• Request: Give only a count of the lines that include the string "underline".

[Collected data entries]
☆ ☆ ☆ ☆ ☆ ☆ ☆

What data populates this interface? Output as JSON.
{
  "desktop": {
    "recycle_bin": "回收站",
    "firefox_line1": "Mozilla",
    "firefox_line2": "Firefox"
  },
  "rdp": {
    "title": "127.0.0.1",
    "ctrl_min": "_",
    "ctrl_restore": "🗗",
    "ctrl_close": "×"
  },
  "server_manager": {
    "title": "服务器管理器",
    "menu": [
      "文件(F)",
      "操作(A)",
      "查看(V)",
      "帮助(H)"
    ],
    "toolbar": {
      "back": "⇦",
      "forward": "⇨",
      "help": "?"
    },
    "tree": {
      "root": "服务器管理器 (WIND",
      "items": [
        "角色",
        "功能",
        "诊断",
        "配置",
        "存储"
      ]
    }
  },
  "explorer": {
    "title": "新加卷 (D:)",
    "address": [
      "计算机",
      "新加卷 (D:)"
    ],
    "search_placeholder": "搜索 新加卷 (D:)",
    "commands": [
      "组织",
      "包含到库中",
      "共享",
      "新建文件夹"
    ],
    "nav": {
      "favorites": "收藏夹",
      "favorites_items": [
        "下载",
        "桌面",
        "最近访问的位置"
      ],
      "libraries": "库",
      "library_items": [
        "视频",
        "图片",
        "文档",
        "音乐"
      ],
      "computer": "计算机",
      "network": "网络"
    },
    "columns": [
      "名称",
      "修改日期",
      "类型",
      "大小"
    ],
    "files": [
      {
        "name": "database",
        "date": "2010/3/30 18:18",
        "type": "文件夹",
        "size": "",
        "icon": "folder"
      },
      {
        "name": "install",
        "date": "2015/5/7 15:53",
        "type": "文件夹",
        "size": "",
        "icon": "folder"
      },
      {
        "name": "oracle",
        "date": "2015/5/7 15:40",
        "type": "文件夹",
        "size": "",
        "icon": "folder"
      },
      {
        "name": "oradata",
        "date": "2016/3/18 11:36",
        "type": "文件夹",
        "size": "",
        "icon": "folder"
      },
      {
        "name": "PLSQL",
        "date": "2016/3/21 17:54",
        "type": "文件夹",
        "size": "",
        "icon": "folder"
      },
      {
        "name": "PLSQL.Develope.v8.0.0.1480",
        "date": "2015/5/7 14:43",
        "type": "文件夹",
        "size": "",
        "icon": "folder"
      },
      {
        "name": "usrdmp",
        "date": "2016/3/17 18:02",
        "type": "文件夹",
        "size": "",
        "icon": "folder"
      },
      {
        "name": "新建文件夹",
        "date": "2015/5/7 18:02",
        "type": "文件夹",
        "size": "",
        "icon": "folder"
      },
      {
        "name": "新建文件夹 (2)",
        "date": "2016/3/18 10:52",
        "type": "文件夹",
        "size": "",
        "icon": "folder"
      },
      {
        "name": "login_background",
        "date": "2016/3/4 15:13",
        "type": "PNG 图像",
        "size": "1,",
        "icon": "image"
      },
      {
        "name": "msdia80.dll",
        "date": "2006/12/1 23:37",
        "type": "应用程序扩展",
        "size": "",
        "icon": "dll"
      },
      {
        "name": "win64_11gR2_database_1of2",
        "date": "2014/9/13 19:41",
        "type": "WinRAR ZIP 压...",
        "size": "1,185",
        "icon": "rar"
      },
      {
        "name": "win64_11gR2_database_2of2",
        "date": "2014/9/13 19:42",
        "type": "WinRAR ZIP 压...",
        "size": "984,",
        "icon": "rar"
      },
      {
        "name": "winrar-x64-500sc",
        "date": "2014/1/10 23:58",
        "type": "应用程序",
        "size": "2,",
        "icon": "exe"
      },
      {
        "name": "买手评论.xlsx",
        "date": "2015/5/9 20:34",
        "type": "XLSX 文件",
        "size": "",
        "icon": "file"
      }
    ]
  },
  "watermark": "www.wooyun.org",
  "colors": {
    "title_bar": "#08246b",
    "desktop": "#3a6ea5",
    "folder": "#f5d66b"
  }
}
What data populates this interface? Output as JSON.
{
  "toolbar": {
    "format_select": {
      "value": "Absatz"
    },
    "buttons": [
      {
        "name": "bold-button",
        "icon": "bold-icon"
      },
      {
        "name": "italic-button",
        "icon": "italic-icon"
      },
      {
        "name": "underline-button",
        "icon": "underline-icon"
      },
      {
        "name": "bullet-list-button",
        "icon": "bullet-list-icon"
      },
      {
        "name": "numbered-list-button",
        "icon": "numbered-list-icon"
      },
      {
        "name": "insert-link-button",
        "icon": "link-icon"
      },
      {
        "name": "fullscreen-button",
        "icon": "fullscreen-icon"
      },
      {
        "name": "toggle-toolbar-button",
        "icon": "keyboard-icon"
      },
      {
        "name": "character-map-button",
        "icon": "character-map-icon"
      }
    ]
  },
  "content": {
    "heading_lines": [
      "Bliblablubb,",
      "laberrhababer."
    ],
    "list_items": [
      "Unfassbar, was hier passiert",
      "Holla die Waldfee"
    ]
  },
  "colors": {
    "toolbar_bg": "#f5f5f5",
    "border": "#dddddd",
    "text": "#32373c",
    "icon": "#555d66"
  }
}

☆ ☆ ☆ ☆ ☆ ☆ ☆

• Complete answer: 2